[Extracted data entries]
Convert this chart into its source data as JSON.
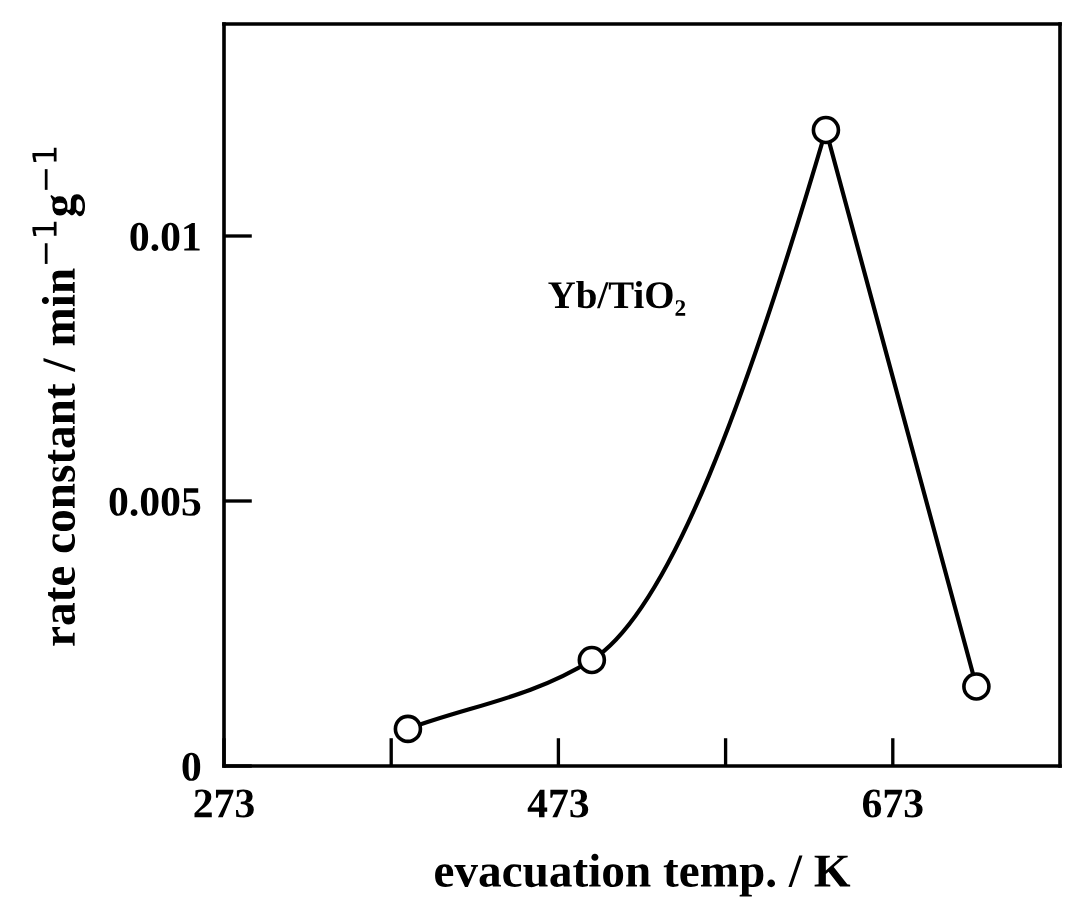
{
  "chart_data": {
    "type": "line",
    "xlabel": "evacuation temp. / K",
    "ylabel": "rate constant / min$^{−1}$g$^{−1}$",
    "annotations": [
      "Yb/TiO₂"
    ],
    "x": [
      383,
      493,
      633,
      723
    ],
    "series": [
      {
        "color": "#000000",
        "values": [
          0.0007,
          0.002,
          0.012,
          0.0015
        ]
      }
    ],
    "xlim": [
      273,
      773
    ],
    "xticks": [
      273,
      {
        "value": 373,
        "label": null
      },
      473,
      {
        "value": 573,
        "label": null
      },
      673
    ],
    "ylim": [
      0,
      0.014
    ],
    "yticks": [
      0,
      0.005,
      0.01
    ],
    "marker": "circle",
    "line_style": "solid",
    "grid": false,
    "legend": false
  }
}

◆ **WHAT YOU WILL DO**
Reproduce the material word for word, minus the images.

◆ **IN RESPONSE**
Convert this chart into its source data as JSON.
{
  "chart_data": {
    "type": "line",
    "xlabel": "evacuation temp. / K",
    "ylabel": "rate constant / min$^{−1}$g$^{−1}$",
    "annotations": [
      "Yb/TiO₂"
    ],
    "x": [
      383,
      493,
      633,
      723
    ],
    "series": [
      {
        "color": "#000000",
        "values": [
          0.0007,
          0.002,
          0.012,
          0.0015
        ]
      }
    ],
    "xlim": [
      273,
      773
    ],
    "xticks": [
      273,
      {
        "value": 373,
        "label": null
      },
      473,
      {
        "value": 573,
        "label": null
      },
      673
    ],
    "ylim": [
      0,
      0.014
    ],
    "yticks": [
      0,
      0.005,
      0.01
    ],
    "marker": "circle",
    "line_style": "solid",
    "grid": false,
    "legend": false
  }
}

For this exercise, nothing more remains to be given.